> _AIM OF THE TASK_:
Copy all of the material word for word, except for the pictures.

◇ ◇ ◇ ◇ ◇

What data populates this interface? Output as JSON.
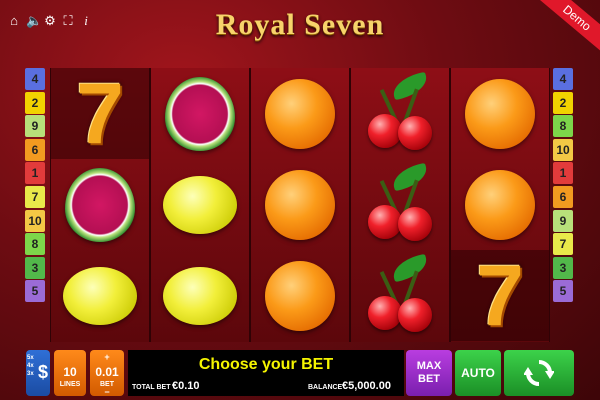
{
  "header": {
    "title": "Royal Seven",
    "demo_label": "Demo",
    "icons": [
      "home-icon",
      "sound-icon",
      "settings-icon",
      "fullscreen-icon",
      "info-icon"
    ]
  },
  "paylines_left": [
    "4",
    "2",
    "9",
    "6",
    "1",
    "7",
    "10",
    "8",
    "3",
    "5"
  ],
  "paylines_right": [
    "4",
    "2",
    "8",
    "10",
    "1",
    "6",
    "9",
    "7",
    "3",
    "5"
  ],
  "payline_colors": {
    "1": "#e23b3b",
    "2": "#f2d200",
    "3": "#52b84a",
    "4": "#5a6fe0",
    "5": "#9b6bd6",
    "6": "#f29a20",
    "7": "#e9e94a",
    "8": "#7dd64a",
    "9": "#b8e07a",
    "10": "#f3c845"
  },
  "reels": [
    [
      "seven",
      "melon",
      "lemon"
    ],
    [
      "melon",
      "lemon",
      "lemon"
    ],
    [
      "orange",
      "orange",
      "orange"
    ],
    [
      "cherry",
      "cherry",
      "cherry"
    ],
    [
      "orange",
      "orange",
      "seven"
    ]
  ],
  "controls": {
    "coin_multipliers": [
      "5x",
      "4x",
      "3x"
    ],
    "coin_symbol": "$",
    "lines_value": "10",
    "lines_label": "LINES",
    "bet_value": "0.01",
    "bet_label": "BET",
    "plus": "+",
    "minus": "−",
    "message": "Choose your BET",
    "total_bet_label": "TOTAL BET",
    "total_bet_value": "€0.10",
    "balance_label": "BALANCE",
    "balance_value": "€5,000.00",
    "max_bet_line1": "MAX",
    "max_bet_line2": "BET",
    "auto_label": "AUTO"
  },
  "colors": {
    "lines_button": "#ff8a1a",
    "max_bet_button": "#b93de0",
    "auto_button": "#3cd24a",
    "message_text": "#f5f500"
  }
}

◇ ◇ ◇ ◇ ◇

> _SOLUTION BELOW_:
What data populates this interface? Output as JSON.
{
  "header": {
    "title": "Royal Seven",
    "demo_label": "Demo",
    "icons": [
      "home-icon",
      "sound-icon",
      "settings-icon",
      "fullscreen-icon",
      "info-icon"
    ]
  },
  "paylines_left": [
    "4",
    "2",
    "9",
    "6",
    "1",
    "7",
    "10",
    "8",
    "3",
    "5"
  ],
  "paylines_right": [
    "4",
    "2",
    "8",
    "10",
    "1",
    "6",
    "9",
    "7",
    "3",
    "5"
  ],
  "payline_colors": {
    "1": "#e23b3b",
    "2": "#f2d200",
    "3": "#52b84a",
    "4": "#5a6fe0",
    "5": "#9b6bd6",
    "6": "#f29a20",
    "7": "#e9e94a",
    "8": "#7dd64a",
    "9": "#b8e07a",
    "10": "#f3c845"
  },
  "reels": [
    [
      "seven",
      "melon",
      "lemon"
    ],
    [
      "melon",
      "lemon",
      "lemon"
    ],
    [
      "orange",
      "orange",
      "orange"
    ],
    [
      "cherry",
      "cherry",
      "cherry"
    ],
    [
      "orange",
      "orange",
      "seven"
    ]
  ],
  "controls": {
    "coin_multipliers": [
      "5x",
      "4x",
      "3x"
    ],
    "coin_symbol": "$",
    "lines_value": "10",
    "lines_label": "LINES",
    "bet_value": "0.01",
    "bet_label": "BET",
    "plus": "+",
    "minus": "−",
    "message": "Choose your BET",
    "total_bet_label": "TOTAL BET",
    "total_bet_value": "€0.10",
    "balance_label": "BALANCE",
    "balance_value": "€5,000.00",
    "max_bet_line1": "MAX",
    "max_bet_line2": "BET",
    "auto_label": "AUTO"
  },
  "colors": {
    "lines_button": "#ff8a1a",
    "max_bet_button": "#b93de0",
    "auto_button": "#3cd24a",
    "message_text": "#f5f500"
  }
}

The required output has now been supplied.